Causal mediation analysis aims to examine the role of a mediator or a group of mediators that lie in the pathway between an exposure and an outcome. Recent biomedical studies often involve a large number of potential mediators, typically a large ensemble of biomarkers that are measured via high-throughput technologies. The goal of my dissertation is to develop novel statistical methods that can accommodate and leverage high-dimensional mediators in mediation analysis. We provide an overview of mediation analysis and an outline of our work in Chapter I. We elaborate our methodological developments in the following chapters.
In Chapter II, we develop a Bayesian inference method using continuous shrinkage priors to simultaneously analyze high-dimensional mediators. Simulations demonstrate that our method improves the power of global mediation analysis compared to simpler alternatives and has decent performance to identify true non-null contributions to the mediation effects of the pathway. The Bayesian method also helps us to understand the structure of the composite null cases for inactive mediators in the pathway. We applied our method to Multi-Ethnic Study of Atherosclerosis (MESA) and identified DNA methylation regions that may actively mediate the effect of socioeconomic status (SES) on cardiometabolic outcomes.

####################

*INSTRUCTIONS TO FOLLOW*
Render this sentence from the dissertation abstract in Spanish: "The goal of my dissertation is to develop novel statistical methods that can accommodate and leverage high-dimensional mediators in mediation analysis."

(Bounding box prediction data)
####################

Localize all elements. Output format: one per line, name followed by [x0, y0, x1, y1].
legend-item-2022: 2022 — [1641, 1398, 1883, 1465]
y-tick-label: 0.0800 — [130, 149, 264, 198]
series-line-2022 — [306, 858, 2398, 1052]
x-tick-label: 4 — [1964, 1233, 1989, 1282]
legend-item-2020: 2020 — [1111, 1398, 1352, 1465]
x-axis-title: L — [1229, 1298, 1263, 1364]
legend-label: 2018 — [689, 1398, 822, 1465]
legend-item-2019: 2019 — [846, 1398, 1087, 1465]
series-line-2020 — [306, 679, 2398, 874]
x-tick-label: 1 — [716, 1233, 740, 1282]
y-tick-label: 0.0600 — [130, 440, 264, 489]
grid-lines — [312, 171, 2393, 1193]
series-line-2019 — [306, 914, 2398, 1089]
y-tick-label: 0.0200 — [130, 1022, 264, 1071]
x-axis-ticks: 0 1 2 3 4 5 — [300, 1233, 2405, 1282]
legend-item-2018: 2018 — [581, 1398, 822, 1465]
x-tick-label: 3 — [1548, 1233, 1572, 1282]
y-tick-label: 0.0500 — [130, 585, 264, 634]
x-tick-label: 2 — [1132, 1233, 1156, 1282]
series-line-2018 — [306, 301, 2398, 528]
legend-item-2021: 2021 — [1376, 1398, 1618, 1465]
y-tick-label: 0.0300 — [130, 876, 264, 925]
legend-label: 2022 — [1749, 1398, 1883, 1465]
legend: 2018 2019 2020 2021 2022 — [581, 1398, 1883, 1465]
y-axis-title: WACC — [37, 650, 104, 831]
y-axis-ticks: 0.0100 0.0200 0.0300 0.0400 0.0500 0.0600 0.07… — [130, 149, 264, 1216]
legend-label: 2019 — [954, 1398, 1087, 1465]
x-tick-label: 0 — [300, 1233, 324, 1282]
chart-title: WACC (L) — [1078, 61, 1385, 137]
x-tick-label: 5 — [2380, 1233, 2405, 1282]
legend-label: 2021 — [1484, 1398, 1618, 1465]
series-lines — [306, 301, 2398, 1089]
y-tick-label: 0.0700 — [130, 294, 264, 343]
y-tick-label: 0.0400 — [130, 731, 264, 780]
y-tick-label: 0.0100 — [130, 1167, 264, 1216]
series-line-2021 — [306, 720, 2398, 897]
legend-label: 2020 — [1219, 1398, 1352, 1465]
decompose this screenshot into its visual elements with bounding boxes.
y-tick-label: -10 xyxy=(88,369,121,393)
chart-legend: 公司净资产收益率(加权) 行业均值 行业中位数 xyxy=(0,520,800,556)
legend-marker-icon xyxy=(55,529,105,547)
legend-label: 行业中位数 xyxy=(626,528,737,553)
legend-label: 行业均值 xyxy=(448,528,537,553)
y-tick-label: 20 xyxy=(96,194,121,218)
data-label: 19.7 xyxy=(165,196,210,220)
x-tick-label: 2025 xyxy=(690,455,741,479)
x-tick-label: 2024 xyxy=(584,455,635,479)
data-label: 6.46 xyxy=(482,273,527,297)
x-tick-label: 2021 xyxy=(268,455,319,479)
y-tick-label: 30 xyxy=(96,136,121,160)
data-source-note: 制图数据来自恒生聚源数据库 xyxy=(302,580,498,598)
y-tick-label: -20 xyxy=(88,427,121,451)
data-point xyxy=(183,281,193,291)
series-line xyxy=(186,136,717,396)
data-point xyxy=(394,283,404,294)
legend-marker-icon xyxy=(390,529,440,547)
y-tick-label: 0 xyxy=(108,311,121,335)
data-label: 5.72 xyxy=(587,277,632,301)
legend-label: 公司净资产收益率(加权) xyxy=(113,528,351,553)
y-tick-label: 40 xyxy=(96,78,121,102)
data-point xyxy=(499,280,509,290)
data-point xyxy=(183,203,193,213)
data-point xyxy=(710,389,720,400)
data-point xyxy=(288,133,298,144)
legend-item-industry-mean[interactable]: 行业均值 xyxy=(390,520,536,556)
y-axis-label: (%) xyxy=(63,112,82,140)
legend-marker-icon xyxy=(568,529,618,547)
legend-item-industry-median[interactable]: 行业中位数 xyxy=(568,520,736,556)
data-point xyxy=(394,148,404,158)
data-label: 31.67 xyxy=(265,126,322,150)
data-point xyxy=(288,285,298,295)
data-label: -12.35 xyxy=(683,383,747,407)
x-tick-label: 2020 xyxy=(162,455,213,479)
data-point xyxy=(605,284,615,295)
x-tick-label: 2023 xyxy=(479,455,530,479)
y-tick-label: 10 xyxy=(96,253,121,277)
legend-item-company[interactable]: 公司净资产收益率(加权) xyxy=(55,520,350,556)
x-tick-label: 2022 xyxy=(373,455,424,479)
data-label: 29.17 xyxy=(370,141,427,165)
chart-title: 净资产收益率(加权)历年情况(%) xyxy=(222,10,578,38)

####################

*SOLUTION TO THE PROBLEM*
El objetivo de mi tesis es desarrollar métodos estadísticos novedosos que puedan incorporar y aprovechar mediadores de alta dimensión en el análisis de mediación.